Given instruction:
Copy out all the lines in the records that include the word "inspection".

══ Information shown ══

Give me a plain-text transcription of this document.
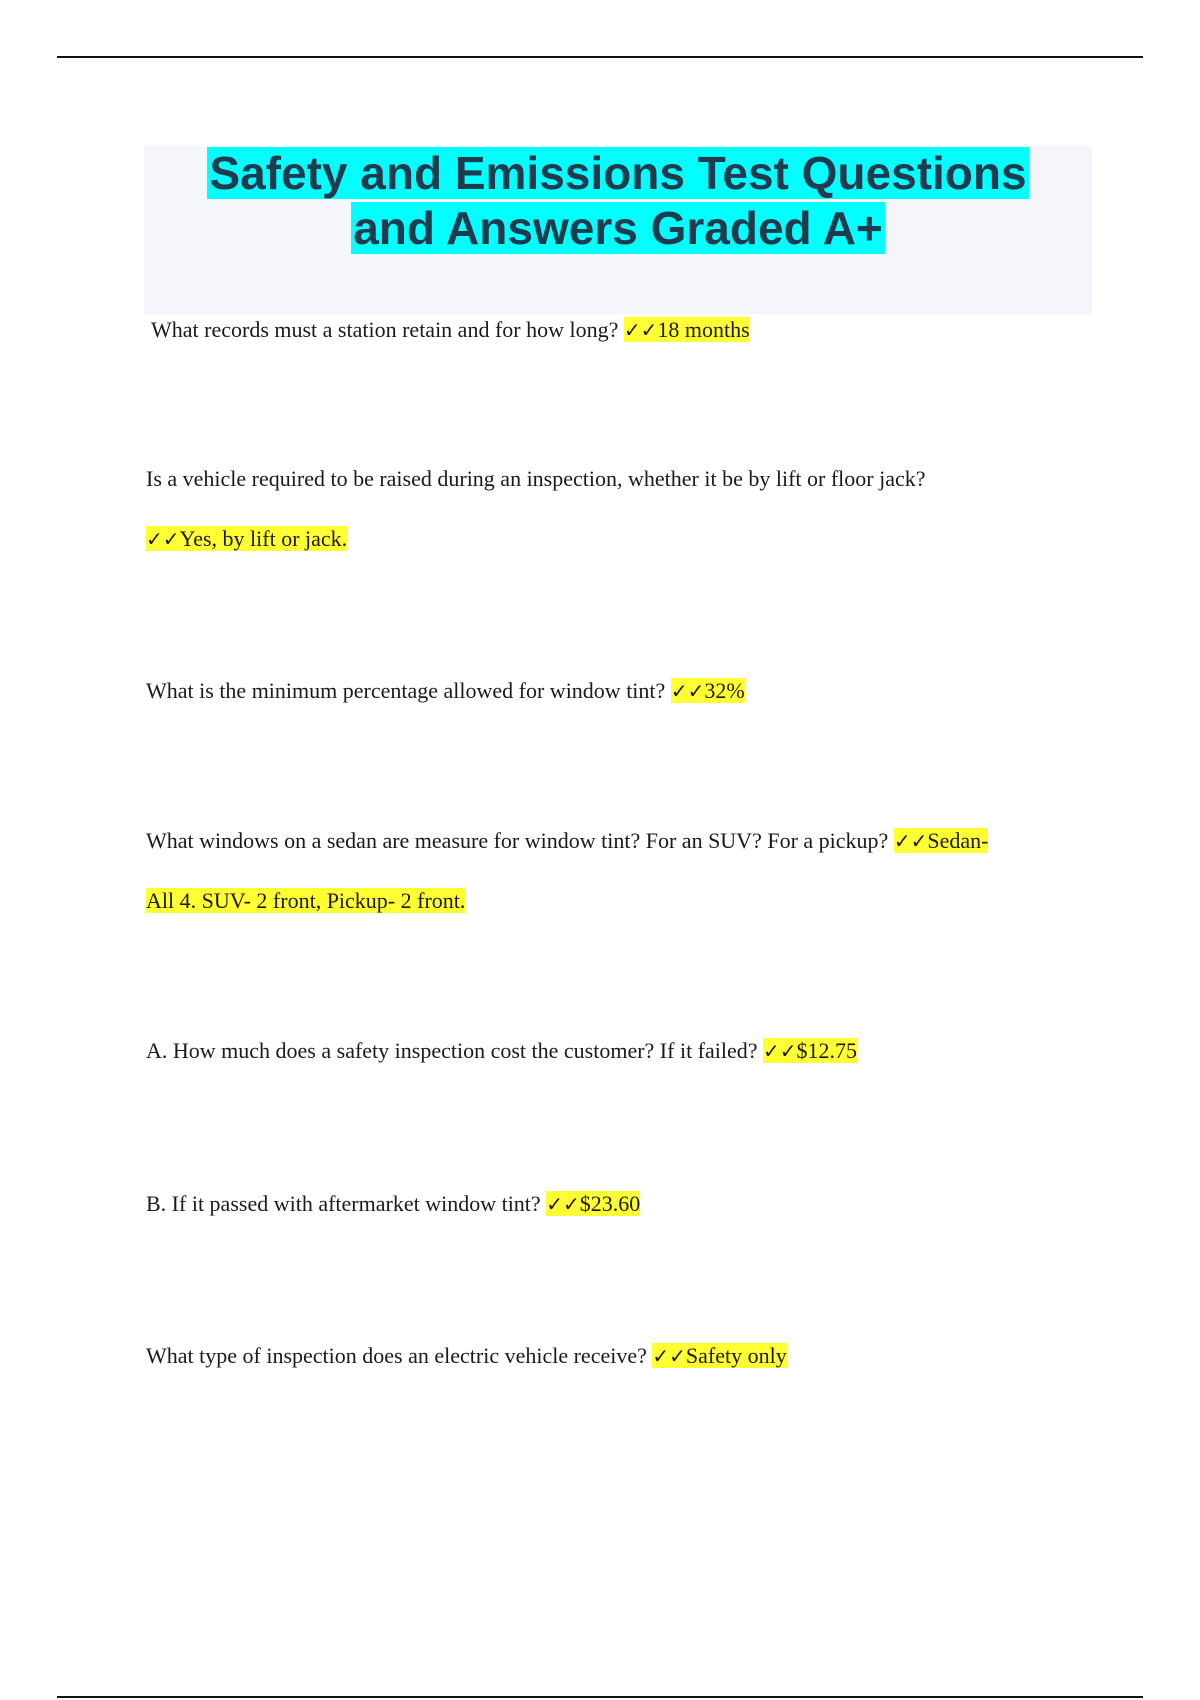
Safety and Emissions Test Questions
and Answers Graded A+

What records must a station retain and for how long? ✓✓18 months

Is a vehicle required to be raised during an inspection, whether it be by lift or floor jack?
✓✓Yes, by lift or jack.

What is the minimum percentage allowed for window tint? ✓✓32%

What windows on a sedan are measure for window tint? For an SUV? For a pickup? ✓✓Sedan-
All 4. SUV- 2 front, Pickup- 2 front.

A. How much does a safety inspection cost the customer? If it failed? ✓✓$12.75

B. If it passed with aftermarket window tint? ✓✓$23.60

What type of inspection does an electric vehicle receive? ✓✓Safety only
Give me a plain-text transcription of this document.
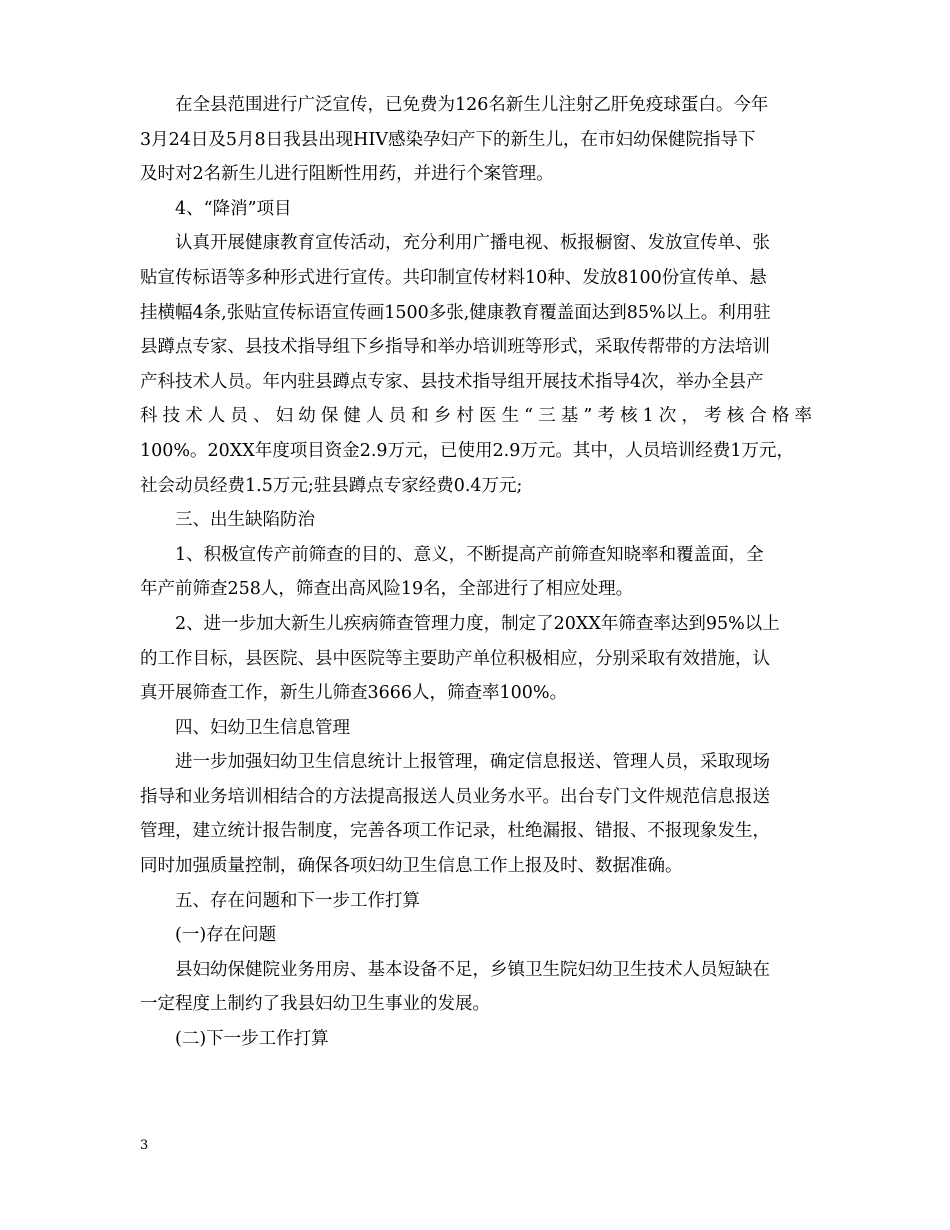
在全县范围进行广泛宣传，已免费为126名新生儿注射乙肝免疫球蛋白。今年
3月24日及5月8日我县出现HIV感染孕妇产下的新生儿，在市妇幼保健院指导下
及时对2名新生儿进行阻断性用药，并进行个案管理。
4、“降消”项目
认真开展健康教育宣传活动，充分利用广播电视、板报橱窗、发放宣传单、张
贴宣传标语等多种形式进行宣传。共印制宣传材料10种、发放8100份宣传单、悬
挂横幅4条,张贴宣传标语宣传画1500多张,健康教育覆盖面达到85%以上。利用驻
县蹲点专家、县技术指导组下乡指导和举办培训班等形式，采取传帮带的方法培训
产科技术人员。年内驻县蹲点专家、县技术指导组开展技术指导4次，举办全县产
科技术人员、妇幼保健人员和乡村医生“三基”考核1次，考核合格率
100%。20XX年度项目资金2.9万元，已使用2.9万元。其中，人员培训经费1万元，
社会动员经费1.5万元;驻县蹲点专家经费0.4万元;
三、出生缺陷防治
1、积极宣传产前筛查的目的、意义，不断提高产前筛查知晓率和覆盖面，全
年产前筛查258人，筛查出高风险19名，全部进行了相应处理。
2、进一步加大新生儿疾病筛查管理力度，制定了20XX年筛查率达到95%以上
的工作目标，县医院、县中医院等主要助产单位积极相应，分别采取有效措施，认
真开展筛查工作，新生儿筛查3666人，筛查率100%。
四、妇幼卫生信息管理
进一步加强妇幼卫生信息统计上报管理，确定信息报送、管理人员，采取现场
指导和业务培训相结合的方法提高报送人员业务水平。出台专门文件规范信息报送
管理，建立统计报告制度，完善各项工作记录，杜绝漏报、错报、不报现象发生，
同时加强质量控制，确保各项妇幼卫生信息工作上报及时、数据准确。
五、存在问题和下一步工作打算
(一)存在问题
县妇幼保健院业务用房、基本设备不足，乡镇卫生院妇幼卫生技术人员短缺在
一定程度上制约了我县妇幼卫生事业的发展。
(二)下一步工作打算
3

═══

Reply to the exercise:
Is a vehicle required to be raised during an inspection, whether it be by lift or floor jack?
A. How much does a safety inspection cost the customer? If it failed? ✓✓$12.75
What type of inspection does an electric vehicle receive? ✓✓Safety only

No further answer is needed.